*Exercise goal*: Collect all lines from the listing that include the string "institutional".

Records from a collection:
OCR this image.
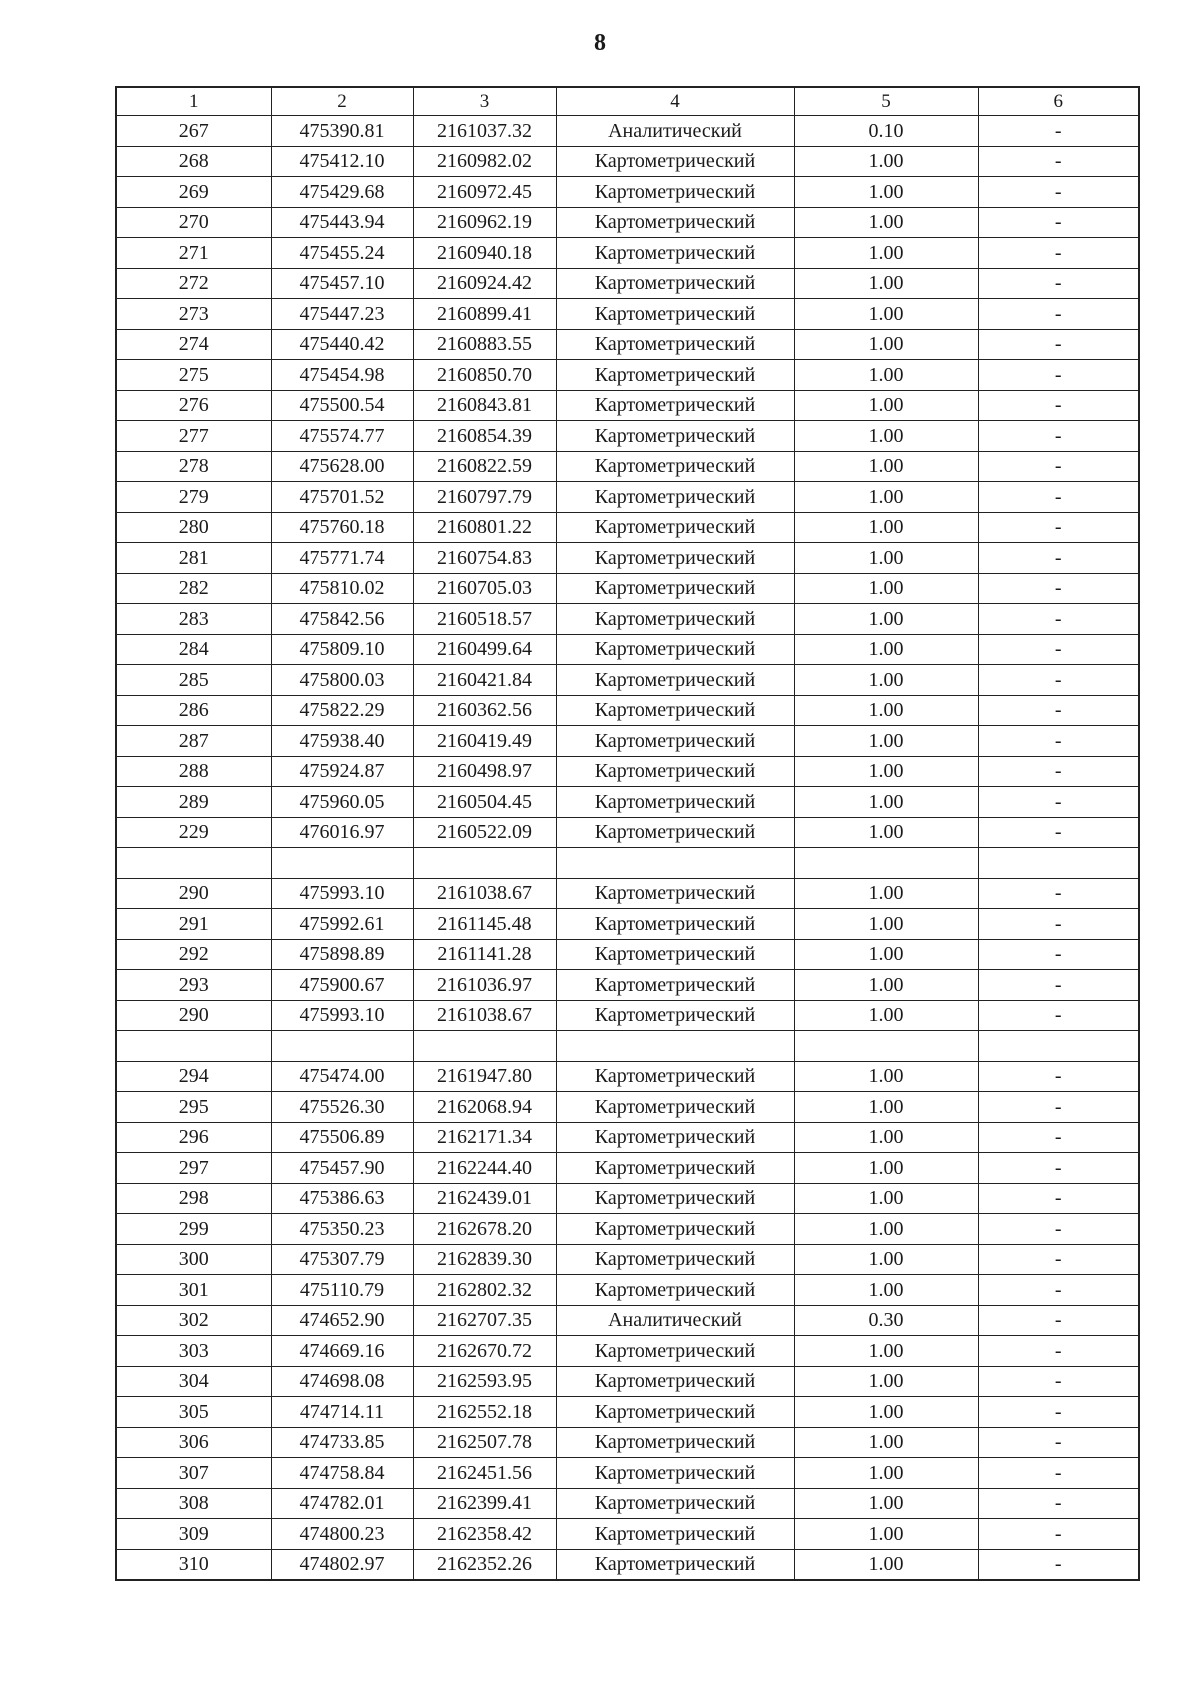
8
1	2	3	4	5	6
267	475390.81	2161037.32	Аналитический	0.10	-
268	475412.10	2160982.02	Картометрический	1.00	-
269	475429.68	2160972.45	Картометрический	1.00	-
270	475443.94	2160962.19	Картометрический	1.00	-
271	475455.24	2160940.18	Картометрический	1.00	-
272	475457.10	2160924.42	Картометрический	1.00	-
273	475447.23	2160899.41	Картометрический	1.00	-
274	475440.42	2160883.55	Картометрический	1.00	-
275	475454.98	2160850.70	Картометрический	1.00	-
276	475500.54	2160843.81	Картометрический	1.00	-
277	475574.77	2160854.39	Картометрический	1.00	-
278	475628.00	2160822.59	Картометрический	1.00	-
279	475701.52	2160797.79	Картометрический	1.00	-
280	475760.18	2160801.22	Картометрический	1.00	-
281	475771.74	2160754.83	Картометрический	1.00	-
282	475810.02	2160705.03	Картометрический	1.00	-
283	475842.56	2160518.57	Картометрический	1.00	-
284	475809.10	2160499.64	Картометрический	1.00	-
285	475800.03	2160421.84	Картометрический	1.00	-
286	475822.29	2160362.56	Картометрический	1.00	-
287	475938.40	2160419.49	Картометрический	1.00	-
288	475924.87	2160498.97	Картометрический	1.00	-
289	475960.05	2160504.45	Картометрический	1.00	-
229	476016.97	2160522.09	Картометрический	1.00	-

290	475993.10	2161038.67	Картометрический	1.00	-
291	475992.61	2161145.48	Картометрический	1.00	-
292	475898.89	2161141.28	Картометрический	1.00	-
293	475900.67	2161036.97	Картометрический	1.00	-
290	475993.10	2161038.67	Картометрический	1.00	-

294	475474.00	2161947.80	Картометрический	1.00	-
295	475526.30	2162068.94	Картометрический	1.00	-
296	475506.89	2162171.34	Картометрический	1.00	-
297	475457.90	2162244.40	Картометрический	1.00	-
298	475386.63	2162439.01	Картометрический	1.00	-
299	475350.23	2162678.20	Картометрический	1.00	-
300	475307.79	2162839.30	Картометрический	1.00	-
301	475110.79	2162802.32	Картометрический	1.00	-
302	474652.90	2162707.35	Аналитический	0.30	-
303	474669.16	2162670.72	Картометрический	1.00	-
304	474698.08	2162593.95	Картометрический	1.00	-
305	474714.11	2162552.18	Картометрический	1.00	-
306	474733.85	2162507.78	Картометрический	1.00	-
307	474758.84	2162451.56	Картометрический	1.00	-
308	474782.01	2162399.41	Картометрический	1.00	-
309	474800.23	2162358.42	Картометрический	1.00	-
310	474802.97	2162352.26	Картометрический	1.00	-
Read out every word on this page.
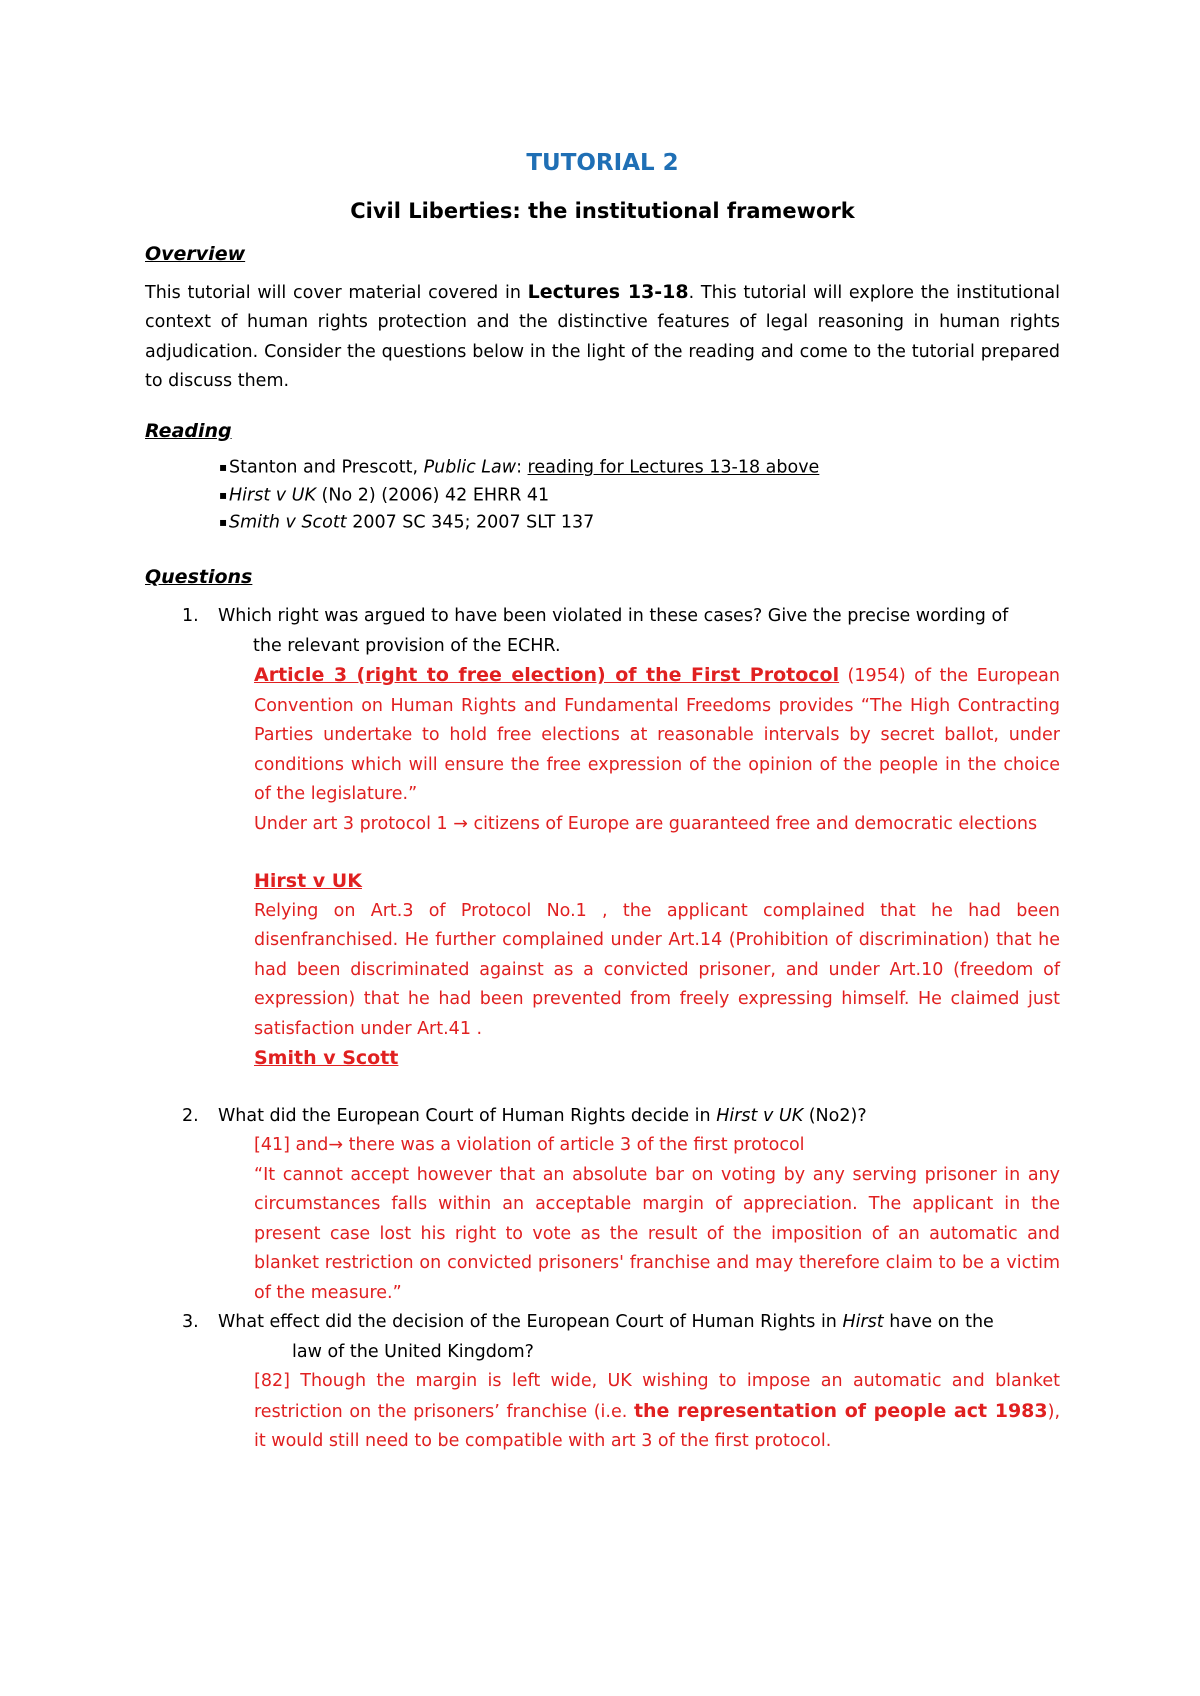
TUTORIAL 2
Civil Liberties: the institutional framework
Overview

This tutorial will cover material covered in Lectures 13-18. This tutorial will explore the institutional context of human rights protection and the distinctive features of legal reasoning in human rights adjudication. Consider the questions below in the light of the reading and come to the tutorial prepared to discuss them.

Reading
▪ Stanton and Prescott, Public Law: reading for Lectures 13-18 above
▪ Hirst v UK (No 2) (2006) 42 EHRR 41
▪ Smith v Scott 2007 SC 345; 2007 SLT 137
Questions
1. Which right was argued to have been violated in these cases? Give the precise wording of
the relevant provision of the ECHR.

Article 3 (right to free election) of the First Protocol (1954) of the European Convention on Human Rights and Fundamental Freedoms provides “The High Contracting Parties undertake to hold free elections at reasonable intervals by secret ballot, under conditions which will ensure the free expression of the opinion of the people in the choice of the legislature.”

Under art 3 protocol 1 → citizens of Europe are guaranteed free and democratic elections

Hirst v UK

Relying on Art.3 of Protocol No.1 , the applicant complained that he had been disenfranchised. He further complained under Art.14 (Prohibition of discrimination) that he had been discriminated against as a convicted prisoner, and under Art.10 (freedom of expression) that he had been prevented from freely expressing himself. He claimed just satisfaction under Art.41 .

Smith v Scott
2. What did the European Court of Human Rights decide in Hirst v UK (No2)?

[41] and→ there was a violation of article 3 of the first protocol

“It cannot accept however that an absolute bar on voting by any serving prisoner in any circumstances falls within an acceptable margin of appreciation. The applicant in the present case lost his right to vote as the result of the imposition of an automatic and blanket restriction on convicted prisoners' franchise and may therefore claim to be a victim of the measure.”

3. What effect did the decision of the European Court of Human Rights in Hirst have on the
law of the United Kingdom?

[82] Though the margin is left wide, UK wishing to impose an automatic and blanket restriction on the prisoners’ franchise (i.e. the representation of people act 1983), it would still need to be compatible with art 3 of the first protocol.
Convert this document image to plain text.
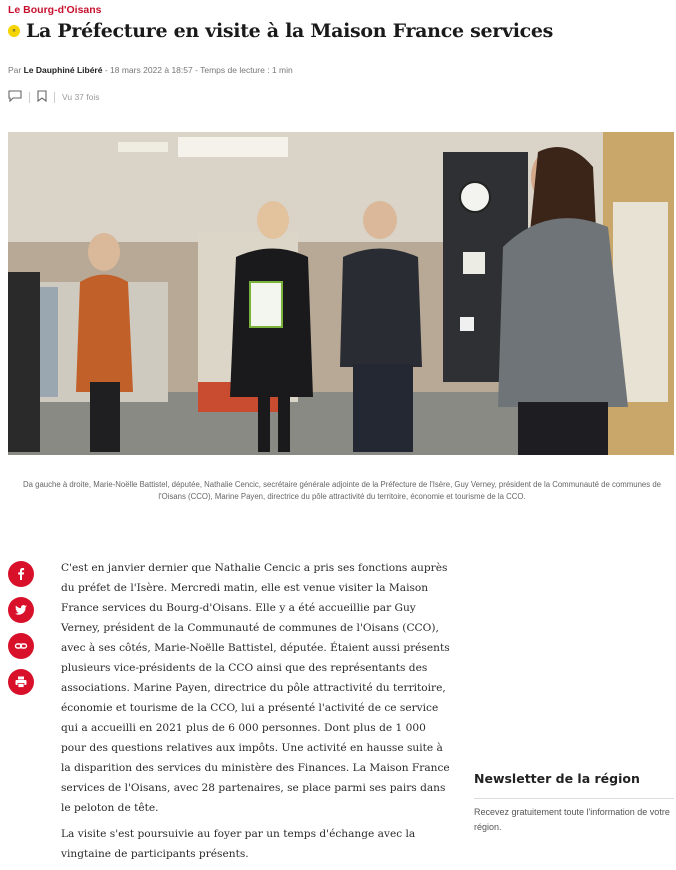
Le Bourg-d'Oisans
« La Préfecture en visite à la Maison France services
Par Le Dauphiné Libéré - 18 mars 2022 à 18:57 - Temps de lecture : 1 min
Vu 37 fois
Da gauche à droite, Marie-Noëlle Battistel, députée, Nathalie Cencic, secrétaire générale adjointe de la Préfecture de l'Isère, Guy Verney, président de la Communauté de communes de l'Oisans (CCO), Marine Payen, directrice du pôle attractivité du territoire, économie et tourisme de la CCO.

C'est en janvier dernier que Nathalie Cencic a pris ses fonctions auprès du préfet de l'Isère. Mercredi matin, elle est venue visiter la Maison France services du Bourg-d'Oisans. Elle y a été accueillie par Guy Verney, président de la Communauté de communes de l'Oisans (CCO), avec à ses côtés, Marie-Noëlle Battistel, députée. Étaient aussi présents plusieurs vice-présidents de la CCO ainsi que des représentants des associations. Marine Payen, directrice du pôle attractivité du territoire, économie et tourisme de la CCO, lui a présenté l'activité de ce service qui a accueilli en 2021 plus de 6 000 personnes. Dont plus de 1 000 pour des questions relatives aux impôts. Une activité en hausse suite à la disparition des services du ministère des Finances. La Maison France services de l'Oisans, avec 28 partenaires, se place parmi ses pairs dans le peloton de tête.

La visite s'est poursuivie au foyer par un temps d'échange avec la vingtaine de participants présents.

Newsletter de la région
Recevez gratuitement toute l'information de votre région.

*Written response*:
Civil Liberties: the institutional framework
This tutorial will cover material covered in Lectures 13-18. This tutorial will explore the institutional context of human rights protection and the distinctive features of legal reasoning in human rights adjudication. Consider the questions below in the light of the reading and come to the tutorial prepared to discuss them.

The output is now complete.